Given task: Return all the entries exactly, keeping pictures out.

Recorded data:
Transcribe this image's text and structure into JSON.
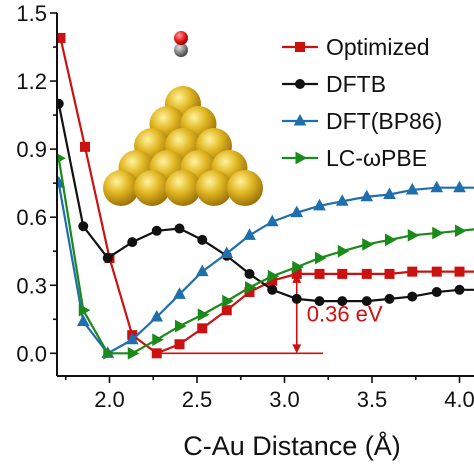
{
  "chart_data": {
    "type": "line",
    "xlabel": "C-Au Distance (Å)",
    "ylabel": "",
    "xlim": [
      1.7,
      4.1
    ],
    "ylim": [
      -0.1,
      1.5
    ],
    "x_ticks": [
      {
        "value": 2.0,
        "label": "2.0"
      },
      {
        "value": 2.5,
        "label": "2.5"
      },
      {
        "value": 3.0,
        "label": "3.0"
      },
      {
        "value": 3.5,
        "label": "3.5"
      },
      {
        "value": 4.0,
        "label": "4.0"
      }
    ],
    "y_ticks": [
      {
        "value": 0.0,
        "label": "0.0"
      },
      {
        "value": 0.3,
        "label": "0.3"
      },
      {
        "value": 0.6,
        "label": "0.6"
      },
      {
        "value": 0.9,
        "label": "0.9"
      },
      {
        "value": 1.2,
        "label": "1.2"
      },
      {
        "value": 1.5,
        "label": "1.5"
      }
    ],
    "grid": false,
    "legend_position": "top-right",
    "series": [
      {
        "name": "Optimized",
        "color": "#cc1111",
        "marker": "square",
        "x": [
          1.72,
          1.86,
          2.0,
          2.13,
          2.27,
          2.4,
          2.53,
          2.67,
          2.8,
          2.93,
          3.07,
          3.2,
          3.33,
          3.47,
          3.6,
          3.73,
          3.87,
          4.0,
          4.13
        ],
        "y": [
          1.39,
          0.91,
          0.42,
          0.08,
          0.0,
          0.04,
          0.11,
          0.19,
          0.27,
          0.32,
          0.35,
          0.35,
          0.35,
          0.35,
          0.35,
          0.36,
          0.36,
          0.36,
          0.36
        ]
      },
      {
        "name": "DFTB",
        "color": "#111111",
        "marker": "circle",
        "x": [
          1.71,
          1.85,
          1.99,
          2.13,
          2.27,
          2.4,
          2.53,
          2.67,
          2.8,
          2.93,
          3.07,
          3.2,
          3.33,
          3.47,
          3.6,
          3.73,
          3.87,
          4.0,
          4.13
        ],
        "y": [
          1.1,
          0.56,
          0.42,
          0.49,
          0.54,
          0.55,
          0.5,
          0.43,
          0.35,
          0.28,
          0.24,
          0.23,
          0.23,
          0.23,
          0.24,
          0.25,
          0.27,
          0.28,
          0.28
        ]
      },
      {
        "name": "DFT(BP86)",
        "color": "#1f6fae",
        "marker": "triangle-up",
        "x": [
          1.71,
          1.85,
          1.99,
          2.13,
          2.27,
          2.4,
          2.53,
          2.67,
          2.8,
          2.93,
          3.07,
          3.2,
          3.33,
          3.47,
          3.6,
          3.73,
          3.87,
          4.0,
          4.13
        ],
        "y": [
          0.75,
          0.14,
          0.0,
          0.06,
          0.16,
          0.26,
          0.36,
          0.44,
          0.52,
          0.58,
          0.62,
          0.65,
          0.67,
          0.69,
          0.7,
          0.72,
          0.73,
          0.73,
          0.73
        ]
      },
      {
        "name": "LC-ωPBE",
        "color": "#1a8a1a",
        "marker": "triangle-right",
        "x": [
          1.71,
          1.85,
          1.99,
          2.13,
          2.27,
          2.4,
          2.53,
          2.67,
          2.8,
          2.93,
          3.07,
          3.2,
          3.33,
          3.47,
          3.6,
          3.73,
          3.87,
          4.0,
          4.13
        ],
        "y": [
          0.86,
          0.19,
          0.0,
          0.0,
          0.06,
          0.12,
          0.17,
          0.23,
          0.29,
          0.34,
          0.38,
          0.42,
          0.45,
          0.48,
          0.5,
          0.52,
          0.53,
          0.54,
          0.55
        ]
      }
    ],
    "annotations": [
      {
        "text": "0.36 eV",
        "color": "#cc1111",
        "x": 3.07,
        "y_from": 0.0,
        "y_to": 0.35,
        "line_x_from": 2.27,
        "line_x_to": 3.22
      }
    ],
    "inset": "CO-on-gold-pyramid-illustration"
  }
}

Response to the exercise:
Transcribe this image's text and structure into JSON.
{
  "chart_data": {
    "type": "line",
    "xlabel": "C-Au Distance (Å)",
    "ylabel": "",
    "xlim": [
      1.7,
      4.1
    ],
    "ylim": [
      -0.1,
      1.5
    ],
    "x_ticks": [
      {
        "value": 2.0,
        "label": "2.0"
      },
      {
        "value": 2.5,
        "label": "2.5"
      },
      {
        "value": 3.0,
        "label": "3.0"
      },
      {
        "value": 3.5,
        "label": "3.5"
      },
      {
        "value": 4.0,
        "label": "4.0"
      }
    ],
    "y_ticks": [
      {
        "value": 0.0,
        "label": "0.0"
      },
      {
        "value": 0.3,
        "label": "0.3"
      },
      {
        "value": 0.6,
        "label": "0.6"
      },
      {
        "value": 0.9,
        "label": "0.9"
      },
      {
        "value": 1.2,
        "label": "1.2"
      },
      {
        "value": 1.5,
        "label": "1.5"
      }
    ],
    "grid": false,
    "legend_position": "top-right",
    "series": [
      {
        "name": "Optimized",
        "color": "#cc1111",
        "marker": "square",
        "x": [
          1.72,
          1.86,
          2.0,
          2.13,
          2.27,
          2.4,
          2.53,
          2.67,
          2.8,
          2.93,
          3.07,
          3.2,
          3.33,
          3.47,
          3.6,
          3.73,
          3.87,
          4.0,
          4.13
        ],
        "y": [
          1.39,
          0.91,
          0.42,
          0.08,
          0.0,
          0.04,
          0.11,
          0.19,
          0.27,
          0.32,
          0.35,
          0.35,
          0.35,
          0.35,
          0.35,
          0.36,
          0.36,
          0.36,
          0.36
        ]
      },
      {
        "name": "DFTB",
        "color": "#111111",
        "marker": "circle",
        "x": [
          1.71,
          1.85,
          1.99,
          2.13,
          2.27,
          2.4,
          2.53,
          2.67,
          2.8,
          2.93,
          3.07,
          3.2,
          3.33,
          3.47,
          3.6,
          3.73,
          3.87,
          4.0,
          4.13
        ],
        "y": [
          1.1,
          0.56,
          0.42,
          0.49,
          0.54,
          0.55,
          0.5,
          0.43,
          0.35,
          0.28,
          0.24,
          0.23,
          0.23,
          0.23,
          0.24,
          0.25,
          0.27,
          0.28,
          0.28
        ]
      },
      {
        "name": "DFT(BP86)",
        "color": "#1f6fae",
        "marker": "triangle-up",
        "x": [
          1.71,
          1.85,
          1.99,
          2.13,
          2.27,
          2.4,
          2.53,
          2.67,
          2.8,
          2.93,
          3.07,
          3.2,
          3.33,
          3.47,
          3.6,
          3.73,
          3.87,
          4.0,
          4.13
        ],
        "y": [
          0.75,
          0.14,
          0.0,
          0.06,
          0.16,
          0.26,
          0.36,
          0.44,
          0.52,
          0.58,
          0.62,
          0.65,
          0.67,
          0.69,
          0.7,
          0.72,
          0.73,
          0.73,
          0.73
        ]
      },
      {
        "name": "LC-ωPBE",
        "color": "#1a8a1a",
        "marker": "triangle-right",
        "x": [
          1.71,
          1.85,
          1.99,
          2.13,
          2.27,
          2.4,
          2.53,
          2.67,
          2.8,
          2.93,
          3.07,
          3.2,
          3.33,
          3.47,
          3.6,
          3.73,
          3.87,
          4.0,
          4.13
        ],
        "y": [
          0.86,
          0.19,
          0.0,
          0.0,
          0.06,
          0.12,
          0.17,
          0.23,
          0.29,
          0.34,
          0.38,
          0.42,
          0.45,
          0.48,
          0.5,
          0.52,
          0.53,
          0.54,
          0.55
        ]
      }
    ],
    "annotations": [
      {
        "text": "0.36 eV",
        "color": "#cc1111",
        "x": 3.07,
        "y_from": 0.0,
        "y_to": 0.35,
        "line_x_from": 2.27,
        "line_x_to": 3.22
      }
    ],
    "inset": "CO-on-gold-pyramid-illustration"
  }
}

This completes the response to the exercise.